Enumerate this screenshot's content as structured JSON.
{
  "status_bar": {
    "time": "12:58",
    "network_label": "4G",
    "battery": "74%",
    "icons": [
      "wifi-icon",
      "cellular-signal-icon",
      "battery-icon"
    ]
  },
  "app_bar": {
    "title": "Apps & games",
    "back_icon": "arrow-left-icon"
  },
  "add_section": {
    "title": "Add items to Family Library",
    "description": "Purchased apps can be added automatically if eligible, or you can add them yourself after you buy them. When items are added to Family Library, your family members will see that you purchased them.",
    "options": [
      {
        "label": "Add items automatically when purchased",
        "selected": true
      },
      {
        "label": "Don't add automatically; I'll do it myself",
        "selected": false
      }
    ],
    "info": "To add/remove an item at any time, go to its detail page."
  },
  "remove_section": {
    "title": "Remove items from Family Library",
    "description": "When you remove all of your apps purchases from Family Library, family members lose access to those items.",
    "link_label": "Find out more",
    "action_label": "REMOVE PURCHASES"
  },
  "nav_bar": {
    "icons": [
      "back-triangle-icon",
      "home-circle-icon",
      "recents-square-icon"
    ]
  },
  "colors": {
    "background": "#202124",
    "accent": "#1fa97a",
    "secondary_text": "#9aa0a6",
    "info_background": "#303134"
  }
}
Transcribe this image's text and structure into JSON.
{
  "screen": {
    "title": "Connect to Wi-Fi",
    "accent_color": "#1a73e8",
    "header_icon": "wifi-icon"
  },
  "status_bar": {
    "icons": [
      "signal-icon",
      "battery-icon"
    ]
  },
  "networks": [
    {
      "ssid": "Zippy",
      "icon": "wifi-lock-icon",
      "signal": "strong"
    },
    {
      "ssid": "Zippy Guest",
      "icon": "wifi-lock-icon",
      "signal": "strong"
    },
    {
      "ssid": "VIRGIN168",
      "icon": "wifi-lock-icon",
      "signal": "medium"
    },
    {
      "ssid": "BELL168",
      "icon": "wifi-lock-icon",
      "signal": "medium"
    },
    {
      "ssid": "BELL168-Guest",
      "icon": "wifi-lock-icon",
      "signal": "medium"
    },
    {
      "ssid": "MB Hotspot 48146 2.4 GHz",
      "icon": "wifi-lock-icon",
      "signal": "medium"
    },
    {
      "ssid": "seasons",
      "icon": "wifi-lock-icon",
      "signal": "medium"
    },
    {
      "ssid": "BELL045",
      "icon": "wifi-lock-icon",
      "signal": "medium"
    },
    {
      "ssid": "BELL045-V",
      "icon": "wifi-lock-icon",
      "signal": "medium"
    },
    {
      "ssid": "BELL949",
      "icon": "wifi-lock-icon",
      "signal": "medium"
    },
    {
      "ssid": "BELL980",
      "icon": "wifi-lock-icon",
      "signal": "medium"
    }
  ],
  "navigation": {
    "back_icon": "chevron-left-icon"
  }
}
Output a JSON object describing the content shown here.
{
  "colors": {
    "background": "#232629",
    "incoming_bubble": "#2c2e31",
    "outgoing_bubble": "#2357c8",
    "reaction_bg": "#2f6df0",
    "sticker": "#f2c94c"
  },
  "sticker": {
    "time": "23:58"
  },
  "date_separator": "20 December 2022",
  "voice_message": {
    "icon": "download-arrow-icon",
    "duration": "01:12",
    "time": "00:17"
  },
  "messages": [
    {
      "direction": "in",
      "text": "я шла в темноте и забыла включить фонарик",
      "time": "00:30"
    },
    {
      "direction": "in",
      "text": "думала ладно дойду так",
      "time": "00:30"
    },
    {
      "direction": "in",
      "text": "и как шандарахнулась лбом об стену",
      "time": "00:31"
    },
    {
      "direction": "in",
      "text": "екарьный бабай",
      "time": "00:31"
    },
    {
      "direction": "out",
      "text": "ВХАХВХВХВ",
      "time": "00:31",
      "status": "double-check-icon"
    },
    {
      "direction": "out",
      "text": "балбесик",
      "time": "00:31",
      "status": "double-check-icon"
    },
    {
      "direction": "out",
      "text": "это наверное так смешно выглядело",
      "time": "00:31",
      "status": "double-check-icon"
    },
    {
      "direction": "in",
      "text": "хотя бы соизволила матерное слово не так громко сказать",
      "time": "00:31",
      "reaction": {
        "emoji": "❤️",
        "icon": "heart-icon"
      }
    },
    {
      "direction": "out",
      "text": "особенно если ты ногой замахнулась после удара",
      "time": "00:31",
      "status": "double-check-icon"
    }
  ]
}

---

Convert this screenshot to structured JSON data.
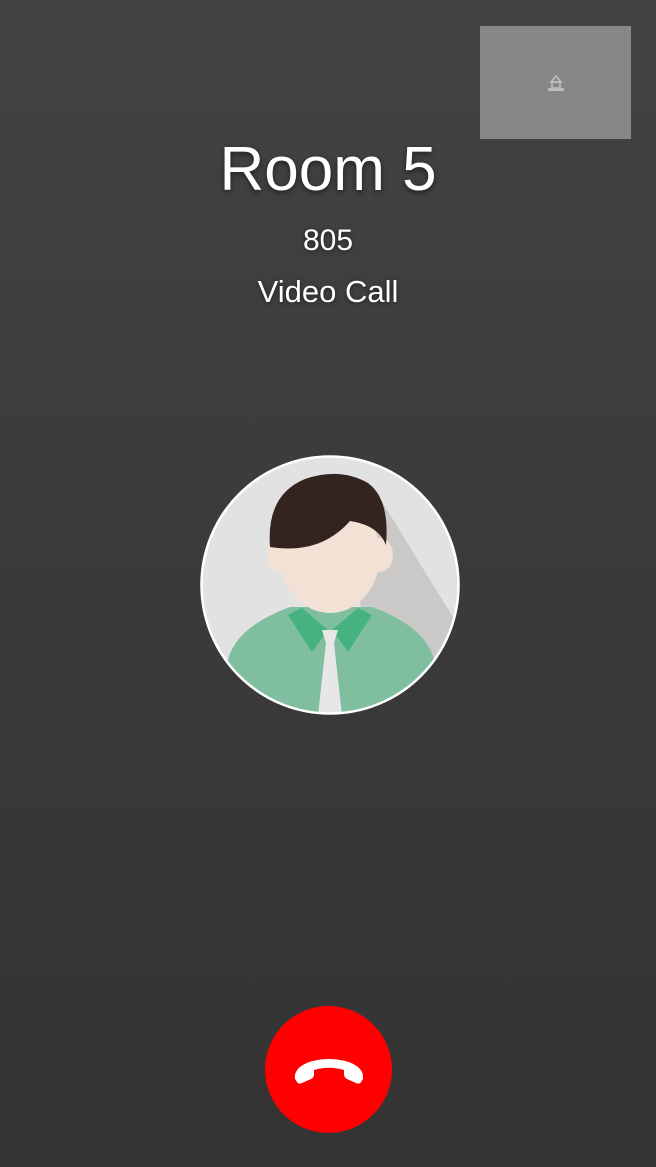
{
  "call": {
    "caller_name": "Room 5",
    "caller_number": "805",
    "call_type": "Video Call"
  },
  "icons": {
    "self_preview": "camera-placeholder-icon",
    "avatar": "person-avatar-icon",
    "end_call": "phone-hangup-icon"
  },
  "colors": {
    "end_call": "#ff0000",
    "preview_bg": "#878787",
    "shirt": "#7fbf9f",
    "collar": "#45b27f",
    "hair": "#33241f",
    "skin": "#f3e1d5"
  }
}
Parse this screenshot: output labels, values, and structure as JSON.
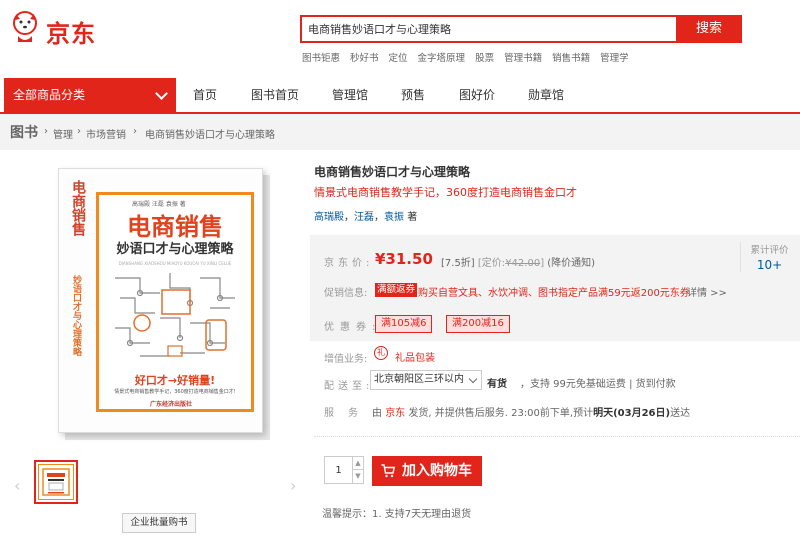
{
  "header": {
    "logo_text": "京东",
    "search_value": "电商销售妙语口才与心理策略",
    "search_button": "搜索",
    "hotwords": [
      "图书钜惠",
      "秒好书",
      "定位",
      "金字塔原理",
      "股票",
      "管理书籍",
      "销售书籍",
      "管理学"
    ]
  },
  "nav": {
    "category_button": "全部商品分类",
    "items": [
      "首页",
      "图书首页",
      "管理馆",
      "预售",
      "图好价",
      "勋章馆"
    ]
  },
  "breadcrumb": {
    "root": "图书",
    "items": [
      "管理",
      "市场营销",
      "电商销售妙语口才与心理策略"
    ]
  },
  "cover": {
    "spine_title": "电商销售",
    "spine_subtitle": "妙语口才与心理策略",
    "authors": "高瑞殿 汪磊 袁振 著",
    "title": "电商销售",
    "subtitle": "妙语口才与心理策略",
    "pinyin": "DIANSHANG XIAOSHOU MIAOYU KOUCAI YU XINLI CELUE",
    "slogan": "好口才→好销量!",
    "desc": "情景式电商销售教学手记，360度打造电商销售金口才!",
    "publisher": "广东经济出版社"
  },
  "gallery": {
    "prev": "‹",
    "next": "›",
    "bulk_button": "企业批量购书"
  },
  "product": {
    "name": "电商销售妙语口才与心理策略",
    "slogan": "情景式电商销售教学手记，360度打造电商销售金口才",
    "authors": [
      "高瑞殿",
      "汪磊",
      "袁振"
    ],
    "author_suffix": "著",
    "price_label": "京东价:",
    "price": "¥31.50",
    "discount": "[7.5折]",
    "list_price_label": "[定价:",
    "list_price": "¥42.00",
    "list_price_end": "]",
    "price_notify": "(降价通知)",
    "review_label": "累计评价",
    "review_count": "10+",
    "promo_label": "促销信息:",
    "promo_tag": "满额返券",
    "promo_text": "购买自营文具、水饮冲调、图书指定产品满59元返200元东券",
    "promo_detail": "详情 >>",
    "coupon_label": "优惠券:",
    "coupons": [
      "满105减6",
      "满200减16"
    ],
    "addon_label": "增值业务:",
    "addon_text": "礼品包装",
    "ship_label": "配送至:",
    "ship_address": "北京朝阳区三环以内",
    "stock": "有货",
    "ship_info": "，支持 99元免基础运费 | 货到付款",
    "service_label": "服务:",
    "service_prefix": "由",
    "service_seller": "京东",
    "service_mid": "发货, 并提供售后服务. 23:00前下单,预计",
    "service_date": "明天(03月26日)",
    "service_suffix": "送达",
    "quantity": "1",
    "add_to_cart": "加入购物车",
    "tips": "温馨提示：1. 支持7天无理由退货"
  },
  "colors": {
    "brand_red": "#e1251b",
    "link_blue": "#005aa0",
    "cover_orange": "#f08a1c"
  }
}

DIRECTIONS: Pull out each line of the entries that contains "this".

THE SOLUTION:
Enumerate this screenshot's content as structured JSON.
Transcribe this image's text and structure into JSON.
Convert this screenshot to structured JSON data.
Parse this screenshot: output labels, values, and structure as JSON.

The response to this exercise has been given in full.